Pull out each line of the data that includes the word "重力储能".

━━━━━━━━━━━━━━━━━━━━

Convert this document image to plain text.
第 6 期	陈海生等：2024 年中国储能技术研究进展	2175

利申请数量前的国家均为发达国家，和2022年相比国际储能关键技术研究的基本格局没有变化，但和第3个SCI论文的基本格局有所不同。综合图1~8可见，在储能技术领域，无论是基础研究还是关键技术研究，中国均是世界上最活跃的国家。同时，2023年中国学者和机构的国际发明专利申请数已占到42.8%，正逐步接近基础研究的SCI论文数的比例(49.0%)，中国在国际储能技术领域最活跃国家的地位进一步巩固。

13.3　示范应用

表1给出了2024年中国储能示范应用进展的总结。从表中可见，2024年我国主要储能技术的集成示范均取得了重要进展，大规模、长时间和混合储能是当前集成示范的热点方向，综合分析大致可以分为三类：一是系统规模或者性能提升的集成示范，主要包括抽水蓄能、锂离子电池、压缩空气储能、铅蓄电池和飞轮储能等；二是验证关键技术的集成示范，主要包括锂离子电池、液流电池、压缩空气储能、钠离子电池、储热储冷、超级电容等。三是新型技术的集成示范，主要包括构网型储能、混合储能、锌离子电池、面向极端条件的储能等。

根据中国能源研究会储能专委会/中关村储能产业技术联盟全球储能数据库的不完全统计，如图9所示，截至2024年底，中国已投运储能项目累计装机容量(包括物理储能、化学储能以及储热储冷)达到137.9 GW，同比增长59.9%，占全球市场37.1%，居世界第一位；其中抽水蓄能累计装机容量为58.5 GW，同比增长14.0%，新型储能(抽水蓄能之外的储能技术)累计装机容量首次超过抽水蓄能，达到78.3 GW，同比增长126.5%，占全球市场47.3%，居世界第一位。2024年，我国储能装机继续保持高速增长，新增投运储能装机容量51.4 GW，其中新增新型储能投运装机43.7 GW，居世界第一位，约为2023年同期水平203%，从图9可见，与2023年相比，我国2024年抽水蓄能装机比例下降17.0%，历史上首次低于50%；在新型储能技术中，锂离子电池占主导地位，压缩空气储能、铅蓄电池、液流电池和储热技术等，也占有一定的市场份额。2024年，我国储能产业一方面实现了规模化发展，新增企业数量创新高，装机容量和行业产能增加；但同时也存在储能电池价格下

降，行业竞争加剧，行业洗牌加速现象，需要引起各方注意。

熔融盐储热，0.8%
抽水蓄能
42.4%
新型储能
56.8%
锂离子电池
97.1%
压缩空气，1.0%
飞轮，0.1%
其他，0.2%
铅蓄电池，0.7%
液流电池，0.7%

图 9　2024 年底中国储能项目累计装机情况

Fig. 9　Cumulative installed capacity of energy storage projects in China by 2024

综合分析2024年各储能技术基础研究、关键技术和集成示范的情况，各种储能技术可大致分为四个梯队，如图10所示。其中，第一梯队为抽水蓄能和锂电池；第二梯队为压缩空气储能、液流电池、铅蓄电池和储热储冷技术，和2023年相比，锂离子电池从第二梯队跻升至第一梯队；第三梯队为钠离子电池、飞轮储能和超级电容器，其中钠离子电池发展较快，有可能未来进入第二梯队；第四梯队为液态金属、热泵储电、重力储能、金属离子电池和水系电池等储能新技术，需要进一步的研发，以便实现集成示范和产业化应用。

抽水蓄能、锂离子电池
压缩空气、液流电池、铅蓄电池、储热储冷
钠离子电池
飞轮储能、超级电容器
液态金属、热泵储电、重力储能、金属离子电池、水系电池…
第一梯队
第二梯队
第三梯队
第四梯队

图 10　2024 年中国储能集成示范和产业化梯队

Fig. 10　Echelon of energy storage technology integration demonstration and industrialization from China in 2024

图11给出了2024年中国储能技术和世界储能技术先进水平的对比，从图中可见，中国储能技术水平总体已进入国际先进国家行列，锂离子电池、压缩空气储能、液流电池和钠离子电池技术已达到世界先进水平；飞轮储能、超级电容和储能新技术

━━━━━━━━━━━━━━━━━━━━

## WRITTEN ANSWER
综合分析2024年各储能技术基础研究、关键技术和集成示范的情况，各种储能技术可大致分为四个梯队，如图10所示。其中，第一梯队为抽水蓄能和锂电池；第二梯队为压缩空气储能、液流电池、铅蓄电池和储热储冷技术，和2023年相比，锂离子电池从第二梯队跻升至第一梯队；第三梯队为钠离子电池、飞轮储能和超级电容器，其中钠离子电池发展较快，有可能未来进入第二梯队；第四梯队为液态金属、热泵储电、重力储能、金属离子电池和水系电池等储能新技术，需要进一步的研发，以便实现集成示范和产业化应用。
液态金属、热泵储电、重力储能、金属离子电池、水系电池…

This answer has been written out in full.